**REQUIRED TASK**
Filter the lines below, copying only those with the string "JSON".
==============================
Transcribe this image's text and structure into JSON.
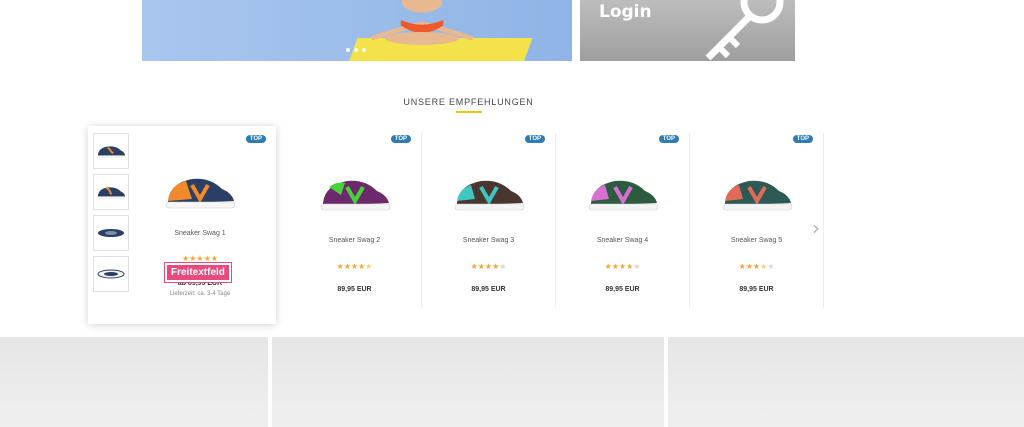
{
  "banners": {
    "login_label": "Login"
  },
  "section": {
    "title": "UNSERE EMPFEHLUNGEN"
  },
  "products": [
    {
      "name": "Sneaker Swag 1",
      "badge": "TOP",
      "price": "ab 89,95 EUR",
      "delivery": "Lieferzeit: ca. 3-4 Tage",
      "rating": 5,
      "rating_max": 5,
      "upper": "#2a3f63",
      "accent": "#f08a2c",
      "sole": "#f7f7f7"
    },
    {
      "name": "Sneaker Swag 2",
      "badge": "TOP",
      "price": "89,95 EUR",
      "rating": 4.5,
      "rating_max": 5,
      "upper": "#6c2a6a",
      "accent": "#46d23a",
      "sole": "#f5f5f5"
    },
    {
      "name": "Sneaker Swag 3",
      "badge": "TOP",
      "price": "89,95 EUR",
      "rating": 4,
      "rating_max": 5,
      "upper": "#4a3631",
      "accent": "#3ec6c0",
      "sole": "#f5f5f5"
    },
    {
      "name": "Sneaker Swag 4",
      "badge": "TOP",
      "price": "89,95 EUR",
      "rating": 4,
      "rating_max": 5,
      "upper": "#2d5b40",
      "accent": "#d870d2",
      "sole": "#f5f5f5"
    },
    {
      "name": "Sneaker Swag 5",
      "badge": "TOP",
      "price": "89,95 EUR",
      "rating": 3.5,
      "rating_max": 5,
      "upper": "#2e5a55",
      "accent": "#e26a58",
      "sole": "#f5f5f5"
    }
  ],
  "freitext_label": "Freitextfeld",
  "colors": {
    "badge": "#2f7bb6",
    "star": "#f3a530",
    "accent_line": "#f5c400",
    "freitext": "#e84a7c"
  }
}
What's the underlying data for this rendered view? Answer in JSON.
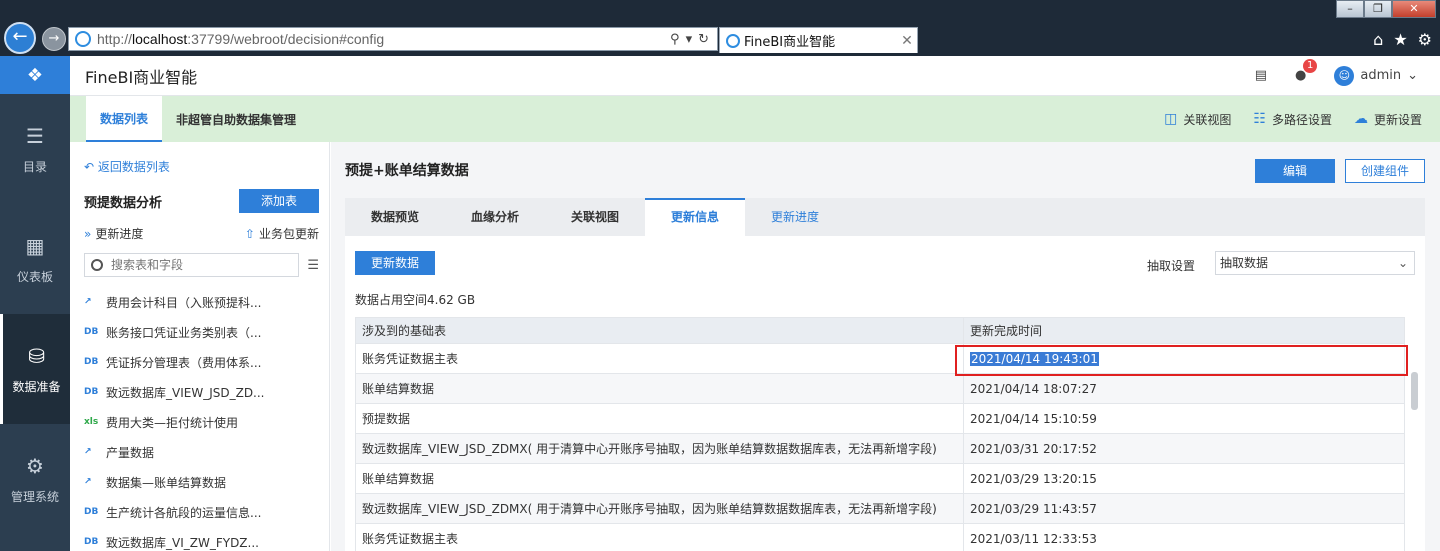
{
  "browser": {
    "url_prefix": "http://",
    "url_host": "localhost",
    "url_rest": ":37799/webroot/decision#config",
    "tab_title": "FineBI商业智能"
  },
  "leftnav": {
    "items": [
      {
        "label": "目录",
        "icon": "list-icon"
      },
      {
        "label": "仪表板",
        "icon": "dashboard-icon"
      },
      {
        "label": "数据准备",
        "icon": "database-icon",
        "active": true
      },
      {
        "label": "管理系统",
        "icon": "gear-icon"
      }
    ]
  },
  "header": {
    "app_title": "FineBI商业智能",
    "notification_count": "1",
    "user": "admin"
  },
  "subbar": {
    "tabs": [
      "数据列表",
      "非超管自助数据集管理"
    ],
    "actions": [
      "关联视图",
      "多路径设置",
      "更新设置"
    ]
  },
  "leftpanel": {
    "back": "返回数据列表",
    "package_name": "预提数据分析",
    "add_table": "添加表",
    "update_progress": "更新进度",
    "package_update": "业务包更新",
    "search_placeholder": "搜索表和字段",
    "items": [
      {
        "type": "etl",
        "label": "费用会计科目（入账预提科..."
      },
      {
        "type": "DB",
        "label": "账务接口凭证业务类别表（..."
      },
      {
        "type": "DB",
        "label": "凭证拆分管理表（费用体系..."
      },
      {
        "type": "DB",
        "label": "致远数据库_VIEW_JSD_ZD..."
      },
      {
        "type": "xls",
        "label": "费用大类—拒付统计使用"
      },
      {
        "type": "etl",
        "label": "产量数据"
      },
      {
        "type": "etl",
        "label": "数据集—账单结算数据"
      },
      {
        "type": "DB",
        "label": "生产统计各航段的运量信息..."
      },
      {
        "type": "DB",
        "label": "致远数据库_VI_ZW_FYDZ..."
      }
    ]
  },
  "main": {
    "title": "预提+账单结算数据",
    "edit": "编辑",
    "create_component": "创建组件",
    "tabs": [
      "数据预览",
      "血缘分析",
      "关联视图",
      "更新信息",
      "更新进度"
    ],
    "active_tab": "更新信息",
    "refresh": "更新数据",
    "extract_label": "抽取设置",
    "extract_value": "抽取数据",
    "space_used": "数据占用空间4.62 GB",
    "table": {
      "headers": [
        "涉及到的基础表",
        "更新完成时间"
      ],
      "rows": [
        [
          "账务凭证数据主表",
          "2021/04/14 19:43:01"
        ],
        [
          "账单结算数据",
          "2021/04/14 18:07:27"
        ],
        [
          "预提数据",
          "2021/04/14 15:10:59"
        ],
        [
          "致远数据库_VIEW_JSD_ZDMX( 用于清算中心开账序号抽取，因为账单结算数据数据库表，无法再新增字段)",
          "2021/03/31 20:17:52"
        ],
        [
          "账单结算数据",
          "2021/03/29 13:20:15"
        ],
        [
          "致远数据库_VIEW_JSD_ZDMX( 用于清算中心开账序号抽取，因为账单结算数据数据库表，无法再新增字段)",
          "2021/03/29 11:43:57"
        ],
        [
          "账务凭证数据主表",
          "2021/03/11 12:33:53"
        ]
      ]
    }
  },
  "colors": {
    "accent": "#2e7fd9",
    "nav_bg": "#2c3e50",
    "subbar_bg": "#d9efd8",
    "highlight": "#e02020"
  }
}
==============================
**COMPLETE ANSWER**
Transcribe this image's text and structure into JSON.
What's the underlying data for this rendered view? Answer in JSON.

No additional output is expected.